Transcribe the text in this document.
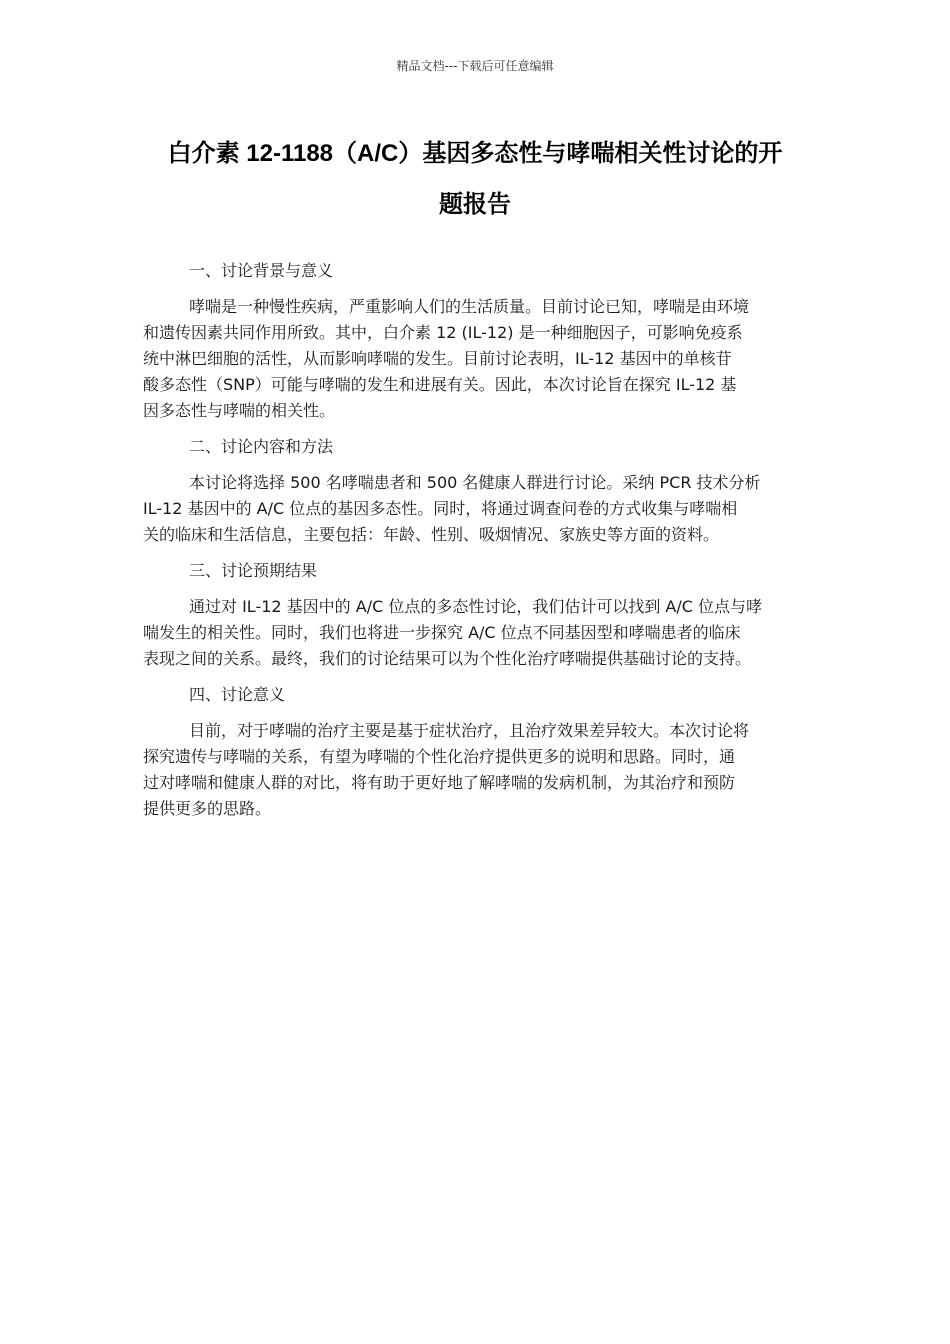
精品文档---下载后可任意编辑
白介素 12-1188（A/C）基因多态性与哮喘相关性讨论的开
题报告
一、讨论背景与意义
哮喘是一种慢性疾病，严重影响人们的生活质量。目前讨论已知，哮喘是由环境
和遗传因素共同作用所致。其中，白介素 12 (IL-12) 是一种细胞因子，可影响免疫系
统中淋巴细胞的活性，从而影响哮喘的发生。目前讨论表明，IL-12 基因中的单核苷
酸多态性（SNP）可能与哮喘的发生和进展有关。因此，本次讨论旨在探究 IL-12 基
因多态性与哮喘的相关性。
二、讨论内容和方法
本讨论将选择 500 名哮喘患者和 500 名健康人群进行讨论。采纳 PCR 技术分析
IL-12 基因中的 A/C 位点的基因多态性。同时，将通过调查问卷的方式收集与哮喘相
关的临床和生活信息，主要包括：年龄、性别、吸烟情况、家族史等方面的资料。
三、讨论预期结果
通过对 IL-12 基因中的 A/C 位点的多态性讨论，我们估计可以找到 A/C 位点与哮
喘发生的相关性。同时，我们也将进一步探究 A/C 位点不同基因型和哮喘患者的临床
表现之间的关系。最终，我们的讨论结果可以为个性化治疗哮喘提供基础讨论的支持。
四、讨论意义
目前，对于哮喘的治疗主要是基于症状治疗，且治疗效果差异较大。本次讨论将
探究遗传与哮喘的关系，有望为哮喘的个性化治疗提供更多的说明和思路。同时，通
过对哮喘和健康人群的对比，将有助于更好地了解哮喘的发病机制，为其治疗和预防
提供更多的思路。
***
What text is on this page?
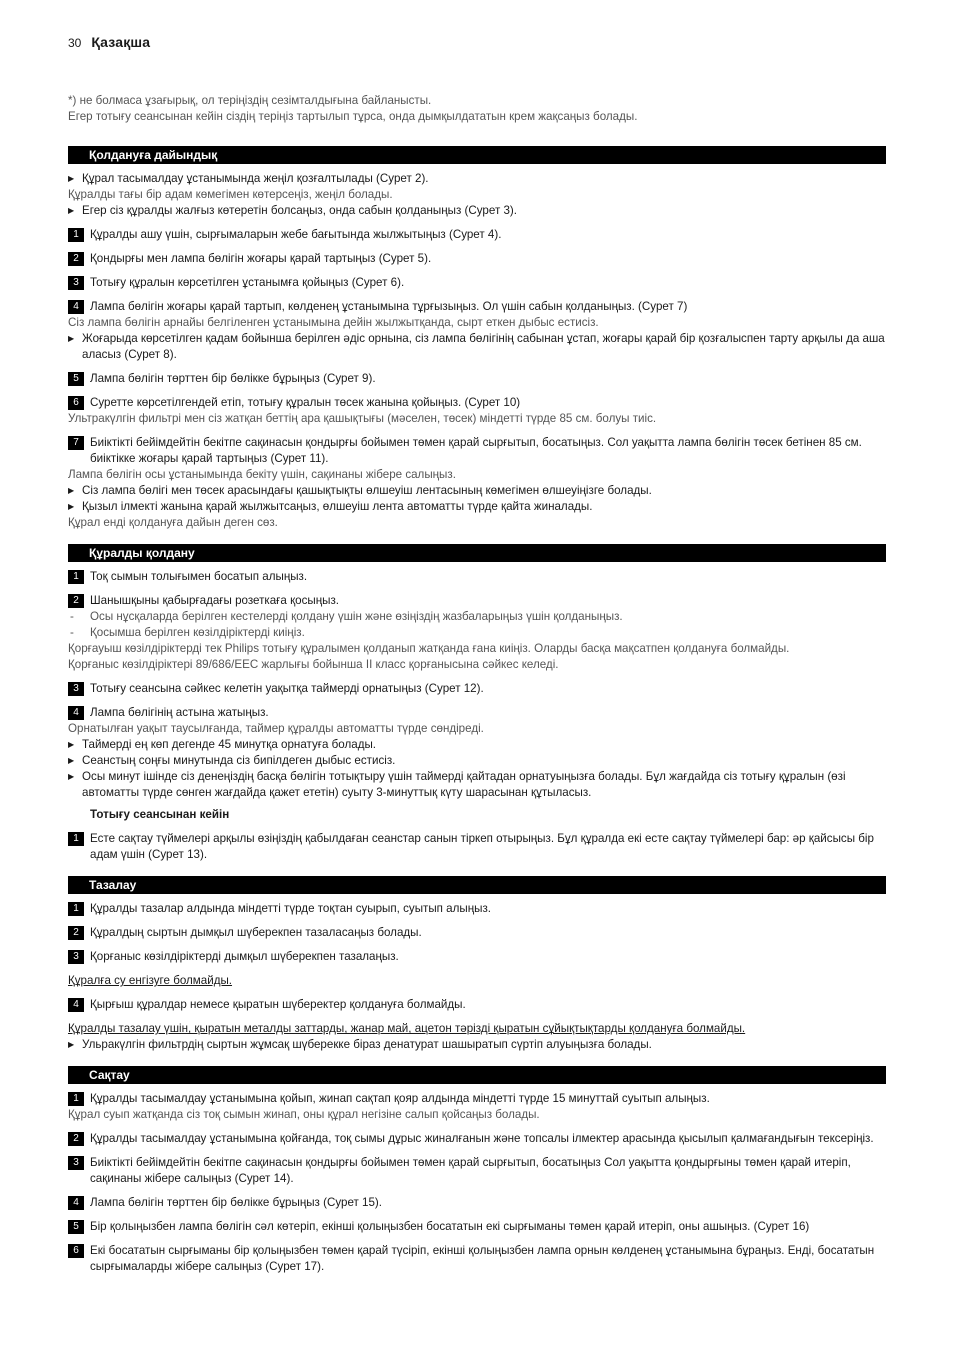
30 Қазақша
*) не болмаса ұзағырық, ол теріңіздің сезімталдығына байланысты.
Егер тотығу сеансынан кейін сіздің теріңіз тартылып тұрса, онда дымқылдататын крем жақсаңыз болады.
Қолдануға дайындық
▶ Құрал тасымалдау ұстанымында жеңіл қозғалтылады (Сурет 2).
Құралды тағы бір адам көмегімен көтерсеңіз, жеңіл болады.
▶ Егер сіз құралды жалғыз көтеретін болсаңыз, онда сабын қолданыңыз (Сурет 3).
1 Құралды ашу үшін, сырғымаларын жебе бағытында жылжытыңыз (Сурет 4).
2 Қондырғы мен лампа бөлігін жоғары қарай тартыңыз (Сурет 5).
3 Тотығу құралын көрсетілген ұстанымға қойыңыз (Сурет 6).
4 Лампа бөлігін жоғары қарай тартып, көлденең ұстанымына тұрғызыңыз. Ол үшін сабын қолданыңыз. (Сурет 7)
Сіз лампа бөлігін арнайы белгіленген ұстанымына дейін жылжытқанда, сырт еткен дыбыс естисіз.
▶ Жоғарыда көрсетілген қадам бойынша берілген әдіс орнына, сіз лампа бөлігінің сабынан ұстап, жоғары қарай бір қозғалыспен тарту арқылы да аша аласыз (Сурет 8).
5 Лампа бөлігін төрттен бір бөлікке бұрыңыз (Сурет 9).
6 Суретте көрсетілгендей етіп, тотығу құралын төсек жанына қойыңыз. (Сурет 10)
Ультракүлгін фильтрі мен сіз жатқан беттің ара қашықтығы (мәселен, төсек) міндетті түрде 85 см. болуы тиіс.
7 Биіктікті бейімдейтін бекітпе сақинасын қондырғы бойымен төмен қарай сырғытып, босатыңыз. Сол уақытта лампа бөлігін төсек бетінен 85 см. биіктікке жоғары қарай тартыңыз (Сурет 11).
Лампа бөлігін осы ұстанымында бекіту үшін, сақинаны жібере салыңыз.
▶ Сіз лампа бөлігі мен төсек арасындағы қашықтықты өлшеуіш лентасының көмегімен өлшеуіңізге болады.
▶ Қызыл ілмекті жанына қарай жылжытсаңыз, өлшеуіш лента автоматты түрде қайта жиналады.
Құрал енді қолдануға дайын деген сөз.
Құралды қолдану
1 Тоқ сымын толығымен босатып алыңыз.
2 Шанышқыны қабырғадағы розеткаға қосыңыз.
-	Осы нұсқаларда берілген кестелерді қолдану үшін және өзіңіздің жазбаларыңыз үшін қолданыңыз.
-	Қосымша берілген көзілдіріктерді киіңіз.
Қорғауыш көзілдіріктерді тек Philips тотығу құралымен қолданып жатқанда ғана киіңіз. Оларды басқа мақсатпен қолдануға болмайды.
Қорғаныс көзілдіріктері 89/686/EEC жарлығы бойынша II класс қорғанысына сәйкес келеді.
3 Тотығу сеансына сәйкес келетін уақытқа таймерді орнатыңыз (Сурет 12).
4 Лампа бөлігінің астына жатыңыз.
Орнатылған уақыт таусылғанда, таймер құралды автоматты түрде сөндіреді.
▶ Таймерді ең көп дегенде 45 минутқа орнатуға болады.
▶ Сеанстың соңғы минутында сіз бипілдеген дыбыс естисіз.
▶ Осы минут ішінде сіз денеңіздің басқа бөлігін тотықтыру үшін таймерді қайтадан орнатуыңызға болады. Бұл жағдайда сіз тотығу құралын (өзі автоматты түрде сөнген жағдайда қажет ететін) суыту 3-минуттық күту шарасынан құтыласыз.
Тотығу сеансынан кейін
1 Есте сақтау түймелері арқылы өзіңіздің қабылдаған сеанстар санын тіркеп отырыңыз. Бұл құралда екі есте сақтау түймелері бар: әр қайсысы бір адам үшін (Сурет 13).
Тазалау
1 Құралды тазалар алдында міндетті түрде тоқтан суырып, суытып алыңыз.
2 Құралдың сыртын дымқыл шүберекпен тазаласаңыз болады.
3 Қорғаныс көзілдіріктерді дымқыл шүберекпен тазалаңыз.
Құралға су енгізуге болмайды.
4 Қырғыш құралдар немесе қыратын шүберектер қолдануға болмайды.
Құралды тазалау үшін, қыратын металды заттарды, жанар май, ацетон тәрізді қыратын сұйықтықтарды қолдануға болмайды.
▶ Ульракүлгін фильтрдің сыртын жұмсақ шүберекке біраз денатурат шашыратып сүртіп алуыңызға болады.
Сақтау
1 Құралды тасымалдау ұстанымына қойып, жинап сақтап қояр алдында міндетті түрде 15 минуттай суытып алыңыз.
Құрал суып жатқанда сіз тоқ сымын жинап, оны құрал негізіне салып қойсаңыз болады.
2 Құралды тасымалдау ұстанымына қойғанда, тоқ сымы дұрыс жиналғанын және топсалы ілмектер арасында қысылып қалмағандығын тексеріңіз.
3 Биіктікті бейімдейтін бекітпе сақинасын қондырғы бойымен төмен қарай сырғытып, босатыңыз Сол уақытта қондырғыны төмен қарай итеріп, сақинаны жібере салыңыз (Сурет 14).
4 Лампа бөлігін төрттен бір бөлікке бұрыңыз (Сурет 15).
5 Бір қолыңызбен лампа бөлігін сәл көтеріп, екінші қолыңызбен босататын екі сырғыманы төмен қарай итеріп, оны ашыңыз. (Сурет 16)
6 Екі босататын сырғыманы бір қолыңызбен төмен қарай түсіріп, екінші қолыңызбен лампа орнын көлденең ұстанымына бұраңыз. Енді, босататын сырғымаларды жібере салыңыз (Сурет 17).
***
The task >> Examine the records and pull out every line where the string "жинап" occurs.

Answer below >>
1 Құралды тасымалдау ұстанымына қойып, жинап сақтап қояр алдында міндетті түрде 15 минуттай суытып алыңыз.
Құрал суып жатқанда сіз тоқ сымын жинап, оны құрал негізіне салып қойсаңыз болады.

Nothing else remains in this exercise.